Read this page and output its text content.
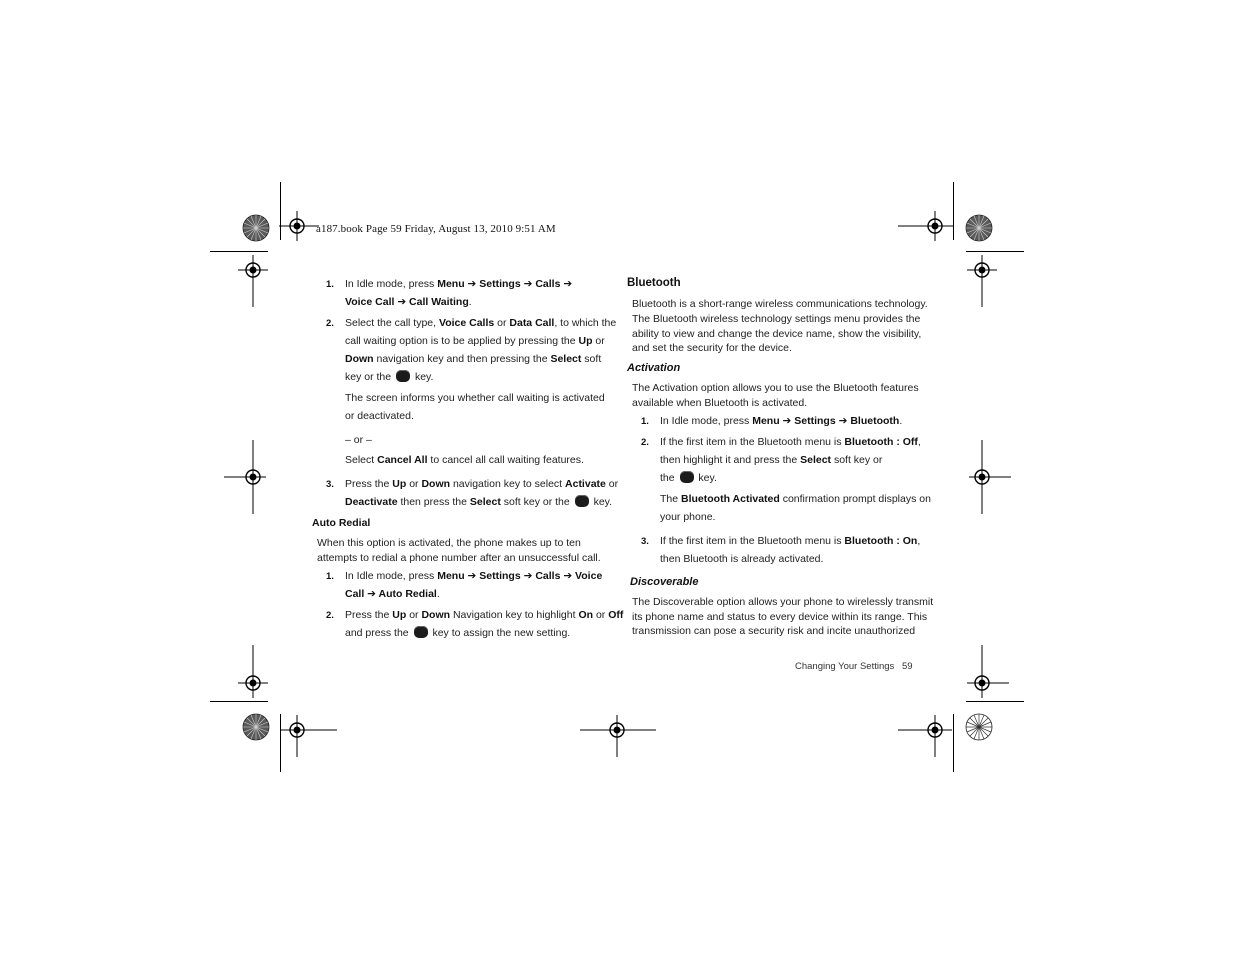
a187.book Page 59 Friday, August 13, 2010 9:51 AM
1. In Idle mode, press Menu ➔ Settings ➔ Calls ➔
Voice Call ➔ Call Waiting.
2. Select the call type, Voice Calls or Data Call, to which the
call waiting option is to be applied by pressing the Up or
Down navigation key and then pressing the Select soft
key or the  key.
The screen informs you whether call waiting is activated
or deactivated.
– or –
Select Cancel All to cancel all call waiting features.
3. Press the Up or Down navigation key to select Activate or
Deactivate then press the Select soft key or the  key.
Auto Redial
When this option is activated, the phone makes up to ten
attempts to redial a phone number after an unsuccessful call.
1. In Idle mode, press Menu ➔ Settings ➔ Calls ➔ Voice
Call ➔ Auto Redial.
2. Press the Up or Down Navigation key to highlight On or Off
and press the  key to assign the new setting.
Bluetooth
Bluetooth is a short-range wireless communications technology.
The Bluetooth wireless technology settings menu provides the
ability to view and change the device name, show the visibility,
and set the security for the device.
Activation
The Activation option allows you to use the Bluetooth features
available when Bluetooth is activated.
1. In Idle mode, press Menu ➔ Settings ➔ Bluetooth.
2. If the first item in the Bluetooth menu is Bluetooth : Off,
then highlight it and press the Select soft key or
the  key.
The Bluetooth Activated confirmation prompt displays on
your phone.
3. If the first item in the Bluetooth menu is Bluetooth : On,
then Bluetooth is already activated.
Discoverable
The Discoverable option allows your phone to wirelessly transmit
its phone name and status to every device within its range. This
transmission can pose a security risk and incite unauthorized
Changing Your Settings 59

---

[Stated goal] Where a line contains the string "soft", extract that line.

[Task solution]
Down navigation key and then pressing the Select soft
Deactivate then press the Select soft key or the  key.
then highlight it and press the Select soft key or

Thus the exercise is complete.